--- Data rows ---
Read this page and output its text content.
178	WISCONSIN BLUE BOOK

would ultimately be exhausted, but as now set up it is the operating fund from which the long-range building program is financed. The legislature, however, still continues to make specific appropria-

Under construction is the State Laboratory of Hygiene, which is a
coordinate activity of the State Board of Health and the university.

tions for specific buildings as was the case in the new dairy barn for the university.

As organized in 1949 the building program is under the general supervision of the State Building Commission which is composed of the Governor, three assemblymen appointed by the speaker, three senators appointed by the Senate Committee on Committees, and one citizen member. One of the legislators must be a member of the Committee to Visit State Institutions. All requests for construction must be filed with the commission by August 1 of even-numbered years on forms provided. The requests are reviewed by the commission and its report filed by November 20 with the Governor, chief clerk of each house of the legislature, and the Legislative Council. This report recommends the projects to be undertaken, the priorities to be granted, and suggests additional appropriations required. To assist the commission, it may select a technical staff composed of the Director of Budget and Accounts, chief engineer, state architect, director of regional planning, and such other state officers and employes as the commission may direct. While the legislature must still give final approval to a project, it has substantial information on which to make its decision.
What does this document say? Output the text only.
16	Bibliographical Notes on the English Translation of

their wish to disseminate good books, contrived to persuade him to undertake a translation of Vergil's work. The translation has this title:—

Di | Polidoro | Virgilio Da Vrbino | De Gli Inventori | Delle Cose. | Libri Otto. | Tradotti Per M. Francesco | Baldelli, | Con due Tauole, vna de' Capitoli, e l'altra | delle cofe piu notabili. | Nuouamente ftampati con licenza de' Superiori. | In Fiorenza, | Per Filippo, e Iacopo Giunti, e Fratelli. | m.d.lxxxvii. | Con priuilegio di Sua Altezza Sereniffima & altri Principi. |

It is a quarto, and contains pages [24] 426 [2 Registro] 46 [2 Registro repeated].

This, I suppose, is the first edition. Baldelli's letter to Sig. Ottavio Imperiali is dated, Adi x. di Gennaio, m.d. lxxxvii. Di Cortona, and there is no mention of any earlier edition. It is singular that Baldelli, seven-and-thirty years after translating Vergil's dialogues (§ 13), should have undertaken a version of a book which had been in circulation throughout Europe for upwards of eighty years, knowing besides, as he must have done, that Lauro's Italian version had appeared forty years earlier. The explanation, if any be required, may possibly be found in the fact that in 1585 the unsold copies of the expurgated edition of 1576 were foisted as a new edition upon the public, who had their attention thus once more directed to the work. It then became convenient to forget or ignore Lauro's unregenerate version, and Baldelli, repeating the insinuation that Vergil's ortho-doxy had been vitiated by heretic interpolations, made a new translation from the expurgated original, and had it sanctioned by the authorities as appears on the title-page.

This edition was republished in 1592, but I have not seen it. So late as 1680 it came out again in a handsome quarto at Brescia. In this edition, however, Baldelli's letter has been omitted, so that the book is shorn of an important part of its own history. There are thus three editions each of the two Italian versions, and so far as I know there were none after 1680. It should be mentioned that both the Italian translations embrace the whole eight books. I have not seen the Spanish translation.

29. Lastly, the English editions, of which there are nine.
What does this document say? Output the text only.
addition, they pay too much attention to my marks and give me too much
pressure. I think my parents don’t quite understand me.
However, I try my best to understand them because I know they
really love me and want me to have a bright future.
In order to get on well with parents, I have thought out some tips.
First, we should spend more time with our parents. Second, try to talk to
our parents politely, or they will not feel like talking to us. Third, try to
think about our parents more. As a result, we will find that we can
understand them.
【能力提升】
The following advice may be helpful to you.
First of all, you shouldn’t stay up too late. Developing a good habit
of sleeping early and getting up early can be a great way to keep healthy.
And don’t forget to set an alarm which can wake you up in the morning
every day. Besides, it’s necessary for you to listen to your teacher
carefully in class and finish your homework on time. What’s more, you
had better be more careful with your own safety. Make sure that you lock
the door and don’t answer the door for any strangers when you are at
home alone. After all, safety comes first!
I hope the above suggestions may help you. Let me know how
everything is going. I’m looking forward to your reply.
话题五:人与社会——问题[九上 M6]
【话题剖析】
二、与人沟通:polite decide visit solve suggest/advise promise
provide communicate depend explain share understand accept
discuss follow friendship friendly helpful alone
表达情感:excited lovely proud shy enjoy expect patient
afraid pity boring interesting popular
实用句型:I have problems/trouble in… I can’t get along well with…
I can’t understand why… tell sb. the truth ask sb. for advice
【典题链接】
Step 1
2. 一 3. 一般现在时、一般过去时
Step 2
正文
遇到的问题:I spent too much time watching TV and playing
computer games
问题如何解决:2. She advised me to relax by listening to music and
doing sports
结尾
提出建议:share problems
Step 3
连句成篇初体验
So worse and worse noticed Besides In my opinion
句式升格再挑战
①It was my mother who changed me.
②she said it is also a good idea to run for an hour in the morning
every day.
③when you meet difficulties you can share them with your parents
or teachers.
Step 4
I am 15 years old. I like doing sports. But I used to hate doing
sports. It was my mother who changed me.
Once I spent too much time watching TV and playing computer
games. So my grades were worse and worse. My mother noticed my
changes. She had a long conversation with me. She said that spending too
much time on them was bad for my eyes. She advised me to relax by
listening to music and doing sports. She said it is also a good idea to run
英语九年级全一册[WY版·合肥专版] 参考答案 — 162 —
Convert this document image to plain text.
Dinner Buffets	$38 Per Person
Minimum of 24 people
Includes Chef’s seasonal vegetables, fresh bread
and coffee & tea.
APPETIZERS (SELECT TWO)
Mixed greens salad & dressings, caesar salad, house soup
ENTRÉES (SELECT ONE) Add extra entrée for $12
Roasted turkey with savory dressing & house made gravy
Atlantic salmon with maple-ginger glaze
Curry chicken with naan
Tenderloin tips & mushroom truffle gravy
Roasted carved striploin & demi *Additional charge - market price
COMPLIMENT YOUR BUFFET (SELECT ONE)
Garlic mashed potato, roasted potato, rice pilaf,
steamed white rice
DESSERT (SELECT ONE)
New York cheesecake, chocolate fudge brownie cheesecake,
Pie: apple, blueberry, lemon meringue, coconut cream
---
**Exercise objective**
Word for word, write out the data.

**Exercise answer**
Read this page and output its text content.
178	WISCONSIN BLUE BOOK

would ultimately be exhausted, but as now set up it is the operating fund from which the long-range building program is financed. The legislature, however, still continues to make specific appropria-

Under construction is the State Laboratory of Hygiene, which is a
coordinate activity of the State Board of Health and the university.

tions for specific buildings as was the case in the new dairy barn for the university.

As organized in 1949 the building program is under the general supervision of the State Building Commission which is composed of the Governor, three assemblymen appointed by the speaker, three senators appointed by the Senate Committee on Committees, and one citizen member. One of the legislators must be a member of the Committee to Visit State Institutions. All requests for construction must be filed with the commission by August 1 of even-numbered years on forms provided. The requests are reviewed by the commission and its report filed by November 20 with the Governor, chief clerk of each house of the legislature, and the Legislative Council. This report recommends the projects to be undertaken, the priorities to be granted, and suggests additional appropriations required. To assist the commission, it may select a technical staff composed of the Director of Budget and Accounts, chief engineer, state architect, director of regional planning, and such other state officers and employes as the commission may direct. While the legislature must still give final approval to a project, it has substantial information on which to make its decision.
What does this document say? Output the text only.
16	Bibliographical Notes on the English Translation of

their wish to disseminate good books, contrived to persuade him to undertake a translation of Vergil's work. The translation has this title:—

Di | Polidoro | Virgilio Da Vrbino | De Gli Inventori | Delle Cose. | Libri Otto. | Tradotti Per M. Francesco | Baldelli, | Con due Tauole, vna de' Capitoli, e l'altra | delle cofe piu notabili. | Nuouamente ftampati con licenza de' Superiori. | In Fiorenza, | Per Filippo, e Iacopo Giunti, e Fratelli. | m.d.lxxxvii. | Con priuilegio di Sua Altezza Sereniffima & altri Principi. |

It is a quarto, and contains pages [24] 426 [2 Registro] 46 [2 Registro repeated].

This, I suppose, is the first edition. Baldelli's letter to Sig. Ottavio Imperiali is dated, Adi x. di Gennaio, m.d. lxxxvii. Di Cortona, and there is no mention of any earlier edition. It is singular that Baldelli, seven-and-thirty years after translating Vergil's dialogues (§ 13), should have undertaken a version of a book which had been in circulation throughout Europe for upwards of eighty years, knowing besides, as he must have done, that Lauro's Italian version had appeared forty years earlier. The explanation, if any be required, may possibly be found in the fact that in 1585 the unsold copies of the expurgated edition of 1576 were foisted as a new edition upon the public, who had their attention thus once more directed to the work. It then became convenient to forget or ignore Lauro's unregenerate version, and Baldelli, repeating the insinuation that Vergil's ortho-doxy had been vitiated by heretic interpolations, made a new translation from the expurgated original, and had it sanctioned by the authorities as appears on the title-page.

This edition was republished in 1592, but I have not seen it. So late as 1680 it came out again in a handsome quarto at Brescia. In this edition, however, Baldelli's letter has been omitted, so that the book is shorn of an important part of its own history. There are thus three editions each of the two Italian versions, and so far as I know there were none after 1680. It should be mentioned that both the Italian translations embrace the whole eight books. I have not seen the Spanish translation.

29. Lastly, the English editions, of which there are nine.
What does this document say? Output the text only.
addition, they pay too much attention to my marks and give me too much
pressure. I think my parents don’t quite understand me.
However, I try my best to understand them because I know they
really love me and want me to have a bright future.
In order to get on well with parents, I have thought out some tips.
First, we should spend more time with our parents. Second, try to talk to
our parents politely, or they will not feel like talking to us. Third, try to
think about our parents more. As a result, we will find that we can
understand them.
【能力提升】
The following advice may be helpful to you.
First of all, you shouldn’t stay up too late. Developing a good habit
of sleeping early and getting up early can be a great way to keep healthy.
And don’t forget to set an alarm which can wake you up in the morning
every day. Besides, it’s necessary for you to listen to your teacher
carefully in class and finish your homework on time. What’s more, you
had better be more careful with your own safety. Make sure that you lock
the door and don’t answer the door for any strangers when you are at
home alone. After all, safety comes first!
I hope the above suggestions may help you. Let me know how
everything is going. I’m looking forward to your reply.
话题五:人与社会——问题[九上 M6]
【话题剖析】
二、与人沟通:polite decide visit solve suggest/advise promise
provide communicate depend explain share understand accept
discuss follow friendship friendly helpful alone
表达情感:excited lovely proud shy enjoy expect patient
afraid pity boring interesting popular
实用句型:I have problems/trouble in… I can’t get along well with…
I can’t understand why… tell sb. the truth ask sb. for advice
【典题链接】
Step 1
2. 一 3. 一般现在时、一般过去时
Step 2
正文
遇到的问题:I spent too much time watching TV and playing
computer games
问题如何解决:2. She advised me to relax by listening to music and
doing sports
结尾
提出建议:share problems
Step 3
连句成篇初体验
So worse and worse noticed Besides In my opinion
句式升格再挑战
①It was my mother who changed me.
②she said it is also a good idea to run for an hour in the morning
every day.
③when you meet difficulties you can share them with your parents
or teachers.
Step 4
I am 15 years old. I like doing sports. But I used to hate doing
sports. It was my mother who changed me.
Once I spent too much time watching TV and playing computer
games. So my grades were worse and worse. My mother noticed my
changes. She had a long conversation with me. She said that spending too
much time on them was bad for my eyes. She advised me to relax by
listening to music and doing sports. She said it is also a good idea to run
英语九年级全一册[WY版·合肥专版] 参考答案 — 162 —
Convert this document image to plain text.
Dinner Buffets	$38 Per Person
Minimum of 24 people
Includes Chef’s seasonal vegetables, fresh bread
and coffee & tea.
APPETIZERS (SELECT TWO)
Mixed greens salad & dressings, caesar salad, house soup
ENTRÉES (SELECT ONE) Add extra entrée for $12
Roasted turkey with savory dressing & house made gravy
Atlantic salmon with maple-ginger glaze
Curry chicken with naan
Tenderloin tips & mushroom truffle gravy
Roasted carved striploin & demi *Additional charge - market price
COMPLIMENT YOUR BUFFET (SELECT ONE)
Garlic mashed potato, roasted potato, rice pilaf,
steamed white rice
DESSERT (SELECT ONE)
New York cheesecake, chocolate fudge brownie cheesecake,
Pie: apple, blueberry, lemon meringue, coconut cream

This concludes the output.